* BEGIN PROVIDED DATA *
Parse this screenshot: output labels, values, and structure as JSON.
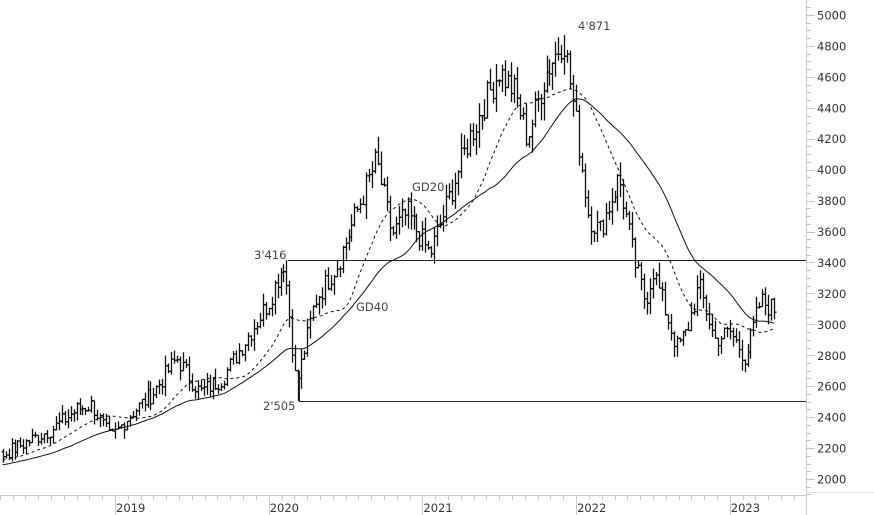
{
  "chart_data": {
    "type": "ohlc",
    "title": "",
    "xlabel": "",
    "ylabel": "",
    "ylim": [
      1900,
      5050
    ],
    "y_ticks": [
      2000,
      2200,
      2400,
      2600,
      2800,
      3000,
      3200,
      3400,
      3600,
      3800,
      4000,
      4200,
      4400,
      4600,
      4800,
      5000
    ],
    "x_ticks": [
      "2019",
      "2020",
      "2021",
      "2022",
      "2023"
    ],
    "x_range": [
      "2018-04",
      "2023-05"
    ],
    "grid": false,
    "legend": "none",
    "price_path": [
      {
        "t": 2018.25,
        "v": 2150
      },
      {
        "t": 2018.45,
        "v": 2250
      },
      {
        "t": 2018.6,
        "v": 2330
      },
      {
        "t": 2018.75,
        "v": 2450
      },
      {
        "t": 2018.85,
        "v": 2480
      },
      {
        "t": 2018.97,
        "v": 2260
      },
      {
        "t": 2019.1,
        "v": 2420
      },
      {
        "t": 2019.25,
        "v": 2560
      },
      {
        "t": 2019.4,
        "v": 2780
      },
      {
        "t": 2019.55,
        "v": 2560
      },
      {
        "t": 2019.7,
        "v": 2650
      },
      {
        "t": 2019.85,
        "v": 2900
      },
      {
        "t": 2020.0,
        "v": 3150
      },
      {
        "t": 2020.1,
        "v": 3410
      },
      {
        "t": 2020.18,
        "v": 2600
      },
      {
        "t": 2020.3,
        "v": 3150
      },
      {
        "t": 2020.45,
        "v": 3400
      },
      {
        "t": 2020.6,
        "v": 3800
      },
      {
        "t": 2020.7,
        "v": 4060
      },
      {
        "t": 2020.8,
        "v": 3580
      },
      {
        "t": 2020.9,
        "v": 3720
      },
      {
        "t": 2021.05,
        "v": 3450
      },
      {
        "t": 2021.15,
        "v": 3750
      },
      {
        "t": 2021.3,
        "v": 4200
      },
      {
        "t": 2021.5,
        "v": 4640
      },
      {
        "t": 2021.6,
        "v": 4500
      },
      {
        "t": 2021.68,
        "v": 4200
      },
      {
        "t": 2021.8,
        "v": 4620
      },
      {
        "t": 2021.92,
        "v": 4850
      },
      {
        "t": 2022.0,
        "v": 4300
      },
      {
        "t": 2022.08,
        "v": 3700
      },
      {
        "t": 2022.15,
        "v": 3600
      },
      {
        "t": 2022.28,
        "v": 3950
      },
      {
        "t": 2022.38,
        "v": 3400
      },
      {
        "t": 2022.45,
        "v": 3150
      },
      {
        "t": 2022.5,
        "v": 3350
      },
      {
        "t": 2022.65,
        "v": 2850
      },
      {
        "t": 2022.72,
        "v": 2950
      },
      {
        "t": 2022.8,
        "v": 3250
      },
      {
        "t": 2022.9,
        "v": 2900
      },
      {
        "t": 2023.0,
        "v": 2950
      },
      {
        "t": 2023.1,
        "v": 2780
      },
      {
        "t": 2023.2,
        "v": 3150
      },
      {
        "t": 2023.28,
        "v": 3100
      }
    ],
    "series": [
      {
        "name": "Price (weekly OHLC bars)",
        "style": "ohlc",
        "color": "#000000"
      },
      {
        "name": "GD20",
        "style": "dashed",
        "color": "#000000",
        "period": 20
      },
      {
        "name": "GD40",
        "style": "solid",
        "color": "#000000",
        "period": 40
      }
    ],
    "horizontal_lines": [
      {
        "value": 3416,
        "from": "2020-02",
        "label": "3'416"
      },
      {
        "value": 2505,
        "from": "2020-03",
        "label": "2'505"
      }
    ],
    "annotations": [
      {
        "text": "4'871",
        "value": 4871,
        "at": "2021-12"
      },
      {
        "text": "3'416",
        "value": 3416,
        "at": "2020-02"
      },
      {
        "text": "2'505",
        "value": 2505,
        "at": "2020-03"
      },
      {
        "text": "GD20",
        "at": "2020-11"
      },
      {
        "text": "GD40",
        "at": "2020-06"
      }
    ]
  },
  "labels": {
    "peak": "4'871",
    "resistance": "3'416",
    "support": "2'505",
    "gd20": "GD20",
    "gd40": "GD40"
  }
}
* END PROVIDED DATA *
REQUIREMENTS: Repeat the records above exactly, omitting every picture.

COMPLETED EXERCISE:
Parse this screenshot: output labels, values, and structure as JSON.
{
  "chart_data": {
    "type": "ohlc",
    "title": "",
    "xlabel": "",
    "ylabel": "",
    "ylim": [
      1900,
      5050
    ],
    "y_ticks": [
      2000,
      2200,
      2400,
      2600,
      2800,
      3000,
      3200,
      3400,
      3600,
      3800,
      4000,
      4200,
      4400,
      4600,
      4800,
      5000
    ],
    "x_ticks": [
      "2019",
      "2020",
      "2021",
      "2022",
      "2023"
    ],
    "x_range": [
      "2018-04",
      "2023-05"
    ],
    "grid": false,
    "legend": "none",
    "price_path": [
      {
        "t": 2018.25,
        "v": 2150
      },
      {
        "t": 2018.45,
        "v": 2250
      },
      {
        "t": 2018.6,
        "v": 2330
      },
      {
        "t": 2018.75,
        "v": 2450
      },
      {
        "t": 2018.85,
        "v": 2480
      },
      {
        "t": 2018.97,
        "v": 2260
      },
      {
        "t": 2019.1,
        "v": 2420
      },
      {
        "t": 2019.25,
        "v": 2560
      },
      {
        "t": 2019.4,
        "v": 2780
      },
      {
        "t": 2019.55,
        "v": 2560
      },
      {
        "t": 2019.7,
        "v": 2650
      },
      {
        "t": 2019.85,
        "v": 2900
      },
      {
        "t": 2020.0,
        "v": 3150
      },
      {
        "t": 2020.1,
        "v": 3410
      },
      {
        "t": 2020.18,
        "v": 2600
      },
      {
        "t": 2020.3,
        "v": 3150
      },
      {
        "t": 2020.45,
        "v": 3400
      },
      {
        "t": 2020.6,
        "v": 3800
      },
      {
        "t": 2020.7,
        "v": 4060
      },
      {
        "t": 2020.8,
        "v": 3580
      },
      {
        "t": 2020.9,
        "v": 3720
      },
      {
        "t": 2021.05,
        "v": 3450
      },
      {
        "t": 2021.15,
        "v": 3750
      },
      {
        "t": 2021.3,
        "v": 4200
      },
      {
        "t": 2021.5,
        "v": 4640
      },
      {
        "t": 2021.6,
        "v": 4500
      },
      {
        "t": 2021.68,
        "v": 4200
      },
      {
        "t": 2021.8,
        "v": 4620
      },
      {
        "t": 2021.92,
        "v": 4850
      },
      {
        "t": 2022.0,
        "v": 4300
      },
      {
        "t": 2022.08,
        "v": 3700
      },
      {
        "t": 2022.15,
        "v": 3600
      },
      {
        "t": 2022.28,
        "v": 3950
      },
      {
        "t": 2022.38,
        "v": 3400
      },
      {
        "t": 2022.45,
        "v": 3150
      },
      {
        "t": 2022.5,
        "v": 3350
      },
      {
        "t": 2022.65,
        "v": 2850
      },
      {
        "t": 2022.72,
        "v": 2950
      },
      {
        "t": 2022.8,
        "v": 3250
      },
      {
        "t": 2022.9,
        "v": 2900
      },
      {
        "t": 2023.0,
        "v": 2950
      },
      {
        "t": 2023.1,
        "v": 2780
      },
      {
        "t": 2023.2,
        "v": 3150
      },
      {
        "t": 2023.28,
        "v": 3100
      }
    ],
    "series": [
      {
        "name": "Price (weekly OHLC bars)",
        "style": "ohlc",
        "color": "#000000"
      },
      {
        "name": "GD20",
        "style": "dashed",
        "color": "#000000",
        "period": 20
      },
      {
        "name": "GD40",
        "style": "solid",
        "color": "#000000",
        "period": 40
      }
    ],
    "horizontal_lines": [
      {
        "value": 3416,
        "from": "2020-02",
        "label": "3'416"
      },
      {
        "value": 2505,
        "from": "2020-03",
        "label": "2'505"
      }
    ],
    "annotations": [
      {
        "text": "4'871",
        "value": 4871,
        "at": "2021-12"
      },
      {
        "text": "3'416",
        "value": 3416,
        "at": "2020-02"
      },
      {
        "text": "2'505",
        "value": 2505,
        "at": "2020-03"
      },
      {
        "text": "GD20",
        "at": "2020-11"
      },
      {
        "text": "GD40",
        "at": "2020-06"
      }
    ]
  },
  "labels": {
    "peak": "4'871",
    "resistance": "3'416",
    "support": "2'505",
    "gd20": "GD20",
    "gd40": "GD40"
  }
}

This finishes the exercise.